--- Goal ---
Do any lines in the data below contain "JSON"? If so, copy every one of them.

start Source data

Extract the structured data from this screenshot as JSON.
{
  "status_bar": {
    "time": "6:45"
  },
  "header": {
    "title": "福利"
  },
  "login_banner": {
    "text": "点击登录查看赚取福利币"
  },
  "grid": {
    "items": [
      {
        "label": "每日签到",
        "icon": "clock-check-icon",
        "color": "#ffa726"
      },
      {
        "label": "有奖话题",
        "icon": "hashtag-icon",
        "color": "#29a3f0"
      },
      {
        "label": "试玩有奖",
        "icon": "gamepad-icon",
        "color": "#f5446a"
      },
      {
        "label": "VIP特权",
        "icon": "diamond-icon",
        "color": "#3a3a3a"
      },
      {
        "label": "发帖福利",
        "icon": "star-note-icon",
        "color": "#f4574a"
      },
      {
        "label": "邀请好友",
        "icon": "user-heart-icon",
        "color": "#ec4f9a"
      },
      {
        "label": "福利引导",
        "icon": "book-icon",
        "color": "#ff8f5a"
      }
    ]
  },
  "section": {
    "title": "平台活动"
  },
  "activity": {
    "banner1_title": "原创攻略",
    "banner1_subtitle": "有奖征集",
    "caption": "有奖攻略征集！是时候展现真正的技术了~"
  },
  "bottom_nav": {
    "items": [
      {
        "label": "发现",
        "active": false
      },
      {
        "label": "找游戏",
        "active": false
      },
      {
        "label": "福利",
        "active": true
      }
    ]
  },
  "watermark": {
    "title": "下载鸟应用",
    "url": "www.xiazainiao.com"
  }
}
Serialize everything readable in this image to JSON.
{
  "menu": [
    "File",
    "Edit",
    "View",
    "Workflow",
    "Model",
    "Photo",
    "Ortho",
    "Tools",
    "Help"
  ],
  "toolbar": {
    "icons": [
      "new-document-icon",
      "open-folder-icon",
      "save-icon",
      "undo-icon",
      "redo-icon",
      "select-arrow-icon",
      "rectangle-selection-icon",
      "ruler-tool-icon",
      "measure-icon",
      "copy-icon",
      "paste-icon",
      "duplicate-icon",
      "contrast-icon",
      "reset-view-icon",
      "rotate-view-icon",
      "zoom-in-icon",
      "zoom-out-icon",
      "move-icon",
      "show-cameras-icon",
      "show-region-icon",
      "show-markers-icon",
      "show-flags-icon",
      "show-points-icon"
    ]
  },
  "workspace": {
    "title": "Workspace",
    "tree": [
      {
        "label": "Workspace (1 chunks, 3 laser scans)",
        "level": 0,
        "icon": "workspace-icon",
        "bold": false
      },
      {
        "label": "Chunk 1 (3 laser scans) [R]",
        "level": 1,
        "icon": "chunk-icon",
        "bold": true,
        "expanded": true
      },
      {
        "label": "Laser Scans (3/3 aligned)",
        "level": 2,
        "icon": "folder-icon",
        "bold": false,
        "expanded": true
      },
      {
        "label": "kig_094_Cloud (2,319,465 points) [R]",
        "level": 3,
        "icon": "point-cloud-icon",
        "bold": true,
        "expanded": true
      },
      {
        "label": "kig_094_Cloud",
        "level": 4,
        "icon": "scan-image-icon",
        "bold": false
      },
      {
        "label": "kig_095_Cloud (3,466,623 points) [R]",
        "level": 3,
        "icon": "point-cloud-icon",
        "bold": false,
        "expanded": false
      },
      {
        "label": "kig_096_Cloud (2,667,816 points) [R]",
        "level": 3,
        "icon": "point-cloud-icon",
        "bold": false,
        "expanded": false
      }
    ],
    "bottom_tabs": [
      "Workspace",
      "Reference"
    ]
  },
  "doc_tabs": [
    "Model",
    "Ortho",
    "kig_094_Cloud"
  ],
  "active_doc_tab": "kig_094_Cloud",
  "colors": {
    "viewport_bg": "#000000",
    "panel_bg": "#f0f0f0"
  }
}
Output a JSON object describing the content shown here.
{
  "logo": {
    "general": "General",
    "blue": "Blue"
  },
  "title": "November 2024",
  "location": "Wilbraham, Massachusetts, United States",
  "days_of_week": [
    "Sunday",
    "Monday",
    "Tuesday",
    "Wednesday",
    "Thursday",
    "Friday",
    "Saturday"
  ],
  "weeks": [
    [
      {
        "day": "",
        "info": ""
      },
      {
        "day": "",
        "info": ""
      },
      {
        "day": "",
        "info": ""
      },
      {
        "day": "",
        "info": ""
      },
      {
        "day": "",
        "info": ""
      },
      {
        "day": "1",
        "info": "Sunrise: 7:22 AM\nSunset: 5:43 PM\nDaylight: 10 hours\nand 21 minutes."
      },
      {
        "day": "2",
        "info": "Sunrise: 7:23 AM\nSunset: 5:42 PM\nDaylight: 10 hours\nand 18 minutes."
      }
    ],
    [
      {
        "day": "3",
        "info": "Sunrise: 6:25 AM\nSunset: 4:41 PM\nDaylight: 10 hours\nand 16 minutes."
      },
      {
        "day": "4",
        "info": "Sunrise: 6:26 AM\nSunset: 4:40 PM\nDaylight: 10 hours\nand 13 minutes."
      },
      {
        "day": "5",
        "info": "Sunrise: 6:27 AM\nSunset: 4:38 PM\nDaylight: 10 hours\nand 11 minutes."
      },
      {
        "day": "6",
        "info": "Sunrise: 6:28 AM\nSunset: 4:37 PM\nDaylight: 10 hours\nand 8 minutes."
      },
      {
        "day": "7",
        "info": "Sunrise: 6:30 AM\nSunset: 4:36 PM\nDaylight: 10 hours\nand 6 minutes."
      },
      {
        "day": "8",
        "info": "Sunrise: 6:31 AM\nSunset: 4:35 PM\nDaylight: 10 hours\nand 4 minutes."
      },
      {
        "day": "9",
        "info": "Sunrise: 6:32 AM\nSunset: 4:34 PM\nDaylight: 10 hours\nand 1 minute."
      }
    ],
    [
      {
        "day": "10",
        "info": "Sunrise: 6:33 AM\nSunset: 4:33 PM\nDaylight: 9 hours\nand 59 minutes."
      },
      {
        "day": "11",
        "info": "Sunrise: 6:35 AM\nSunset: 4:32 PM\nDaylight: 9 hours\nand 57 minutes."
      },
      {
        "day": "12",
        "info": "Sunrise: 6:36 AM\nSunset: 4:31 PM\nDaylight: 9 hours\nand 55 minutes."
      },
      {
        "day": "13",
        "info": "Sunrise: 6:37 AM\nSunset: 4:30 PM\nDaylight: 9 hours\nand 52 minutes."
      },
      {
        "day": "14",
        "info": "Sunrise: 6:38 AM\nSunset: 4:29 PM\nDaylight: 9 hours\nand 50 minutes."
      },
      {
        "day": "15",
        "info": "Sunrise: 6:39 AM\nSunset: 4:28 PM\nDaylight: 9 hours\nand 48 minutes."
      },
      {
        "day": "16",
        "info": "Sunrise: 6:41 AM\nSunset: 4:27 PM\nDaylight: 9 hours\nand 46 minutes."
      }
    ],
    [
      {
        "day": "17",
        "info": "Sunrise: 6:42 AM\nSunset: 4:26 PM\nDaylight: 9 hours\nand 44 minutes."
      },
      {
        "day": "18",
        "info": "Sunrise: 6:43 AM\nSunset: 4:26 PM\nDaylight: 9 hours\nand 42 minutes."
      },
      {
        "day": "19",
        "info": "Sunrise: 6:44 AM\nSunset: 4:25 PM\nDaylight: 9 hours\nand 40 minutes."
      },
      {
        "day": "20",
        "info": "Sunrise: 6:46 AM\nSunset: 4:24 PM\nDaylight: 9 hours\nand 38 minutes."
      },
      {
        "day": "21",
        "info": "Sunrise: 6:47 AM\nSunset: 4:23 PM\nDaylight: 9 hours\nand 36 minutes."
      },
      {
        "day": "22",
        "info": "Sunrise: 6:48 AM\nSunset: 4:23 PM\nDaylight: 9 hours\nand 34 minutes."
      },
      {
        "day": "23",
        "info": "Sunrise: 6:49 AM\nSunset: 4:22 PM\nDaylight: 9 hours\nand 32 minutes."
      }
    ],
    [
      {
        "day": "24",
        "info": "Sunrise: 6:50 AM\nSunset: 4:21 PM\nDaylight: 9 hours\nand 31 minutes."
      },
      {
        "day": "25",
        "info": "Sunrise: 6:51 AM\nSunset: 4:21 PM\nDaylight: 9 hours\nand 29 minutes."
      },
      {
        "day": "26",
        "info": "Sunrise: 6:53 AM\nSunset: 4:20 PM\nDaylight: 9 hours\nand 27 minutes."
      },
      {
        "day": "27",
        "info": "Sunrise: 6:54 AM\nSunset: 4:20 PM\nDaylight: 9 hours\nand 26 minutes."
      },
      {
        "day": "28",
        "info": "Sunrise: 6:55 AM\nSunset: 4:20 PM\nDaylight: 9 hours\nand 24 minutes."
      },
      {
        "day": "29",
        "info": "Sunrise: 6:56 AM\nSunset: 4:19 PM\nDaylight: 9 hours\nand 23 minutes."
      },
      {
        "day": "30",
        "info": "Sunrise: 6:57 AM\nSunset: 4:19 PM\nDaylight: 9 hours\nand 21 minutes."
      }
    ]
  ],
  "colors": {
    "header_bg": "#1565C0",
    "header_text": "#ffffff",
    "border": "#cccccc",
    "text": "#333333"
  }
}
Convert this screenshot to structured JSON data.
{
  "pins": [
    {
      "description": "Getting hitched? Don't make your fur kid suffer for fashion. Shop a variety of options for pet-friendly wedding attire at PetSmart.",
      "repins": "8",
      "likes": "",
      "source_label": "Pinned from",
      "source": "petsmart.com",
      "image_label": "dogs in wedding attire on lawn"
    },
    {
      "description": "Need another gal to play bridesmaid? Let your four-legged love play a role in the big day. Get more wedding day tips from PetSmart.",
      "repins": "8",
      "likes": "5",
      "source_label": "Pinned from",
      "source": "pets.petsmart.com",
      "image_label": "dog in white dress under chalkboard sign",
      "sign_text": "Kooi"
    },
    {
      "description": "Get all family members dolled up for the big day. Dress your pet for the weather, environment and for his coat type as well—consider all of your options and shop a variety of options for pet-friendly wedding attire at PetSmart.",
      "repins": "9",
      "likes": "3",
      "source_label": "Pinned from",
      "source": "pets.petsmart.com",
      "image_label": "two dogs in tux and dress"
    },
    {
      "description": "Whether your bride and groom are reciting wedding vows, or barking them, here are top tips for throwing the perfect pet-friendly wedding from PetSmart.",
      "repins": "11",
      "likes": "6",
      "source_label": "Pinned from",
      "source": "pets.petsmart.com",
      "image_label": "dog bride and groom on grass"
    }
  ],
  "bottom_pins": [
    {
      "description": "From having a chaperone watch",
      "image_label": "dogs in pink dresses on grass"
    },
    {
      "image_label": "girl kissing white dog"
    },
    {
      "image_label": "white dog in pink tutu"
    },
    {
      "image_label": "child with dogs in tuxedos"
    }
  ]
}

end Source data

--- Problem solution ---
Extract the structured data from this screenshot as JSON.
Serialize everything readable in this image to JSON.
Output a JSON object describing the content shown here.
Convert this screenshot to structured JSON data.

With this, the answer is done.